== DATA SECTION ==

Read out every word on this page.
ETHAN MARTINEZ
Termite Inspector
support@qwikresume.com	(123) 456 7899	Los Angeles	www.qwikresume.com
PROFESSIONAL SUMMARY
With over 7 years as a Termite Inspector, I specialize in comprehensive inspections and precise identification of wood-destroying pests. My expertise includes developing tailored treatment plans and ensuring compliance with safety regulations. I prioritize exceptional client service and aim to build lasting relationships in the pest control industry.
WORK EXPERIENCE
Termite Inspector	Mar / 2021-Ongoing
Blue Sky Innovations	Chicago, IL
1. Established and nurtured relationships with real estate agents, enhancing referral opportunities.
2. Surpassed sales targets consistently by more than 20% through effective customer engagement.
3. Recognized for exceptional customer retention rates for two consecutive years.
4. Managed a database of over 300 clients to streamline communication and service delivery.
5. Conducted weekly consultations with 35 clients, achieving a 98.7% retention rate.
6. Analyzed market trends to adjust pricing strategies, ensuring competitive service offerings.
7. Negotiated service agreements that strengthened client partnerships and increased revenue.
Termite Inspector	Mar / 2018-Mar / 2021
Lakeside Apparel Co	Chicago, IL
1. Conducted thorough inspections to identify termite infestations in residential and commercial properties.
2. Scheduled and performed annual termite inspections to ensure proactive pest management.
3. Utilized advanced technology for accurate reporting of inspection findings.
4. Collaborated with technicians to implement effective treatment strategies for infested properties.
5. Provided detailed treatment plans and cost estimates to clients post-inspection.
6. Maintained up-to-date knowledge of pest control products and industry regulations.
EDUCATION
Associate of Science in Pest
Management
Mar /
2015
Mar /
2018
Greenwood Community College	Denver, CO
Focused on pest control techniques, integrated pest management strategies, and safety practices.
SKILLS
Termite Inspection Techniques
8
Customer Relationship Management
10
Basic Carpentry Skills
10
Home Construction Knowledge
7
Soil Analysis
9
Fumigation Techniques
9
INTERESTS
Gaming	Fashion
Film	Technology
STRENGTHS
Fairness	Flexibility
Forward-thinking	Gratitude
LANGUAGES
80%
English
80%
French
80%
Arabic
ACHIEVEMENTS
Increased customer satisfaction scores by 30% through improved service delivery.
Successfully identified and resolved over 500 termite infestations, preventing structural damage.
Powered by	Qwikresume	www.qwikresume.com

===

- **WHAT TO DO**:
Repeat the data in its entirety, character for character.

- **THE REPLY**:
Read out every word on this page.
ETHAN MARTINEZ
Termite Inspector
support@qwikresume.com	(123) 456 7899	Los Angeles	www.qwikresume.com
PROFESSIONAL SUMMARY
With over 7 years as a Termite Inspector, I specialize in comprehensive inspections and precise identification of wood-destroying pests. My expertise includes developing tailored treatment plans and ensuring compliance with safety regulations. I prioritize exceptional client service and aim to build lasting relationships in the pest control industry.
WORK EXPERIENCE
Termite Inspector	Mar / 2021-Ongoing
Blue Sky Innovations	Chicago, IL
1. Established and nurtured relationships with real estate agents, enhancing referral opportunities.
2. Surpassed sales targets consistently by more than 20% through effective customer engagement.
3. Recognized for exceptional customer retention rates for two consecutive years.
4. Managed a database of over 300 clients to streamline communication and service delivery.
5. Conducted weekly consultations with 35 clients, achieving a 98.7% retention rate.
6. Analyzed market trends to adjust pricing strategies, ensuring competitive service offerings.
7. Negotiated service agreements that strengthened client partnerships and increased revenue.
Termite Inspector	Mar / 2018-Mar / 2021
Lakeside Apparel Co	Chicago, IL
1. Conducted thorough inspections to identify termite infestations in residential and commercial properties.
2. Scheduled and performed annual termite inspections to ensure proactive pest management.
3. Utilized advanced technology for accurate reporting of inspection findings.
4. Collaborated with technicians to implement effective treatment strategies for infested properties.
5. Provided detailed treatment plans and cost estimates to clients post-inspection.
6. Maintained up-to-date knowledge of pest control products and industry regulations.
EDUCATION
Associate of Science in Pest
Management
Mar /
2015
Mar /
2018
Greenwood Community College	Denver, CO
Focused on pest control techniques, integrated pest management strategies, and safety practices.
SKILLS
Termite Inspection Techniques
8
Customer Relationship Management
10
Basic Carpentry Skills
10
Home Construction Knowledge
7
Soil Analysis
9
Fumigation Techniques
9
INTERESTS
Gaming	Fashion
Film	Technology
STRENGTHS
Fairness	Flexibility
Forward-thinking	Gratitude
LANGUAGES
80%
English
80%
French
80%
Arabic
ACHIEVEMENTS
Increased customer satisfaction scores by 30% through improved service delivery.
Successfully identified and resolved over 500 termite infestations, preventing structural damage.
Powered by	Qwikresume	www.qwikresume.com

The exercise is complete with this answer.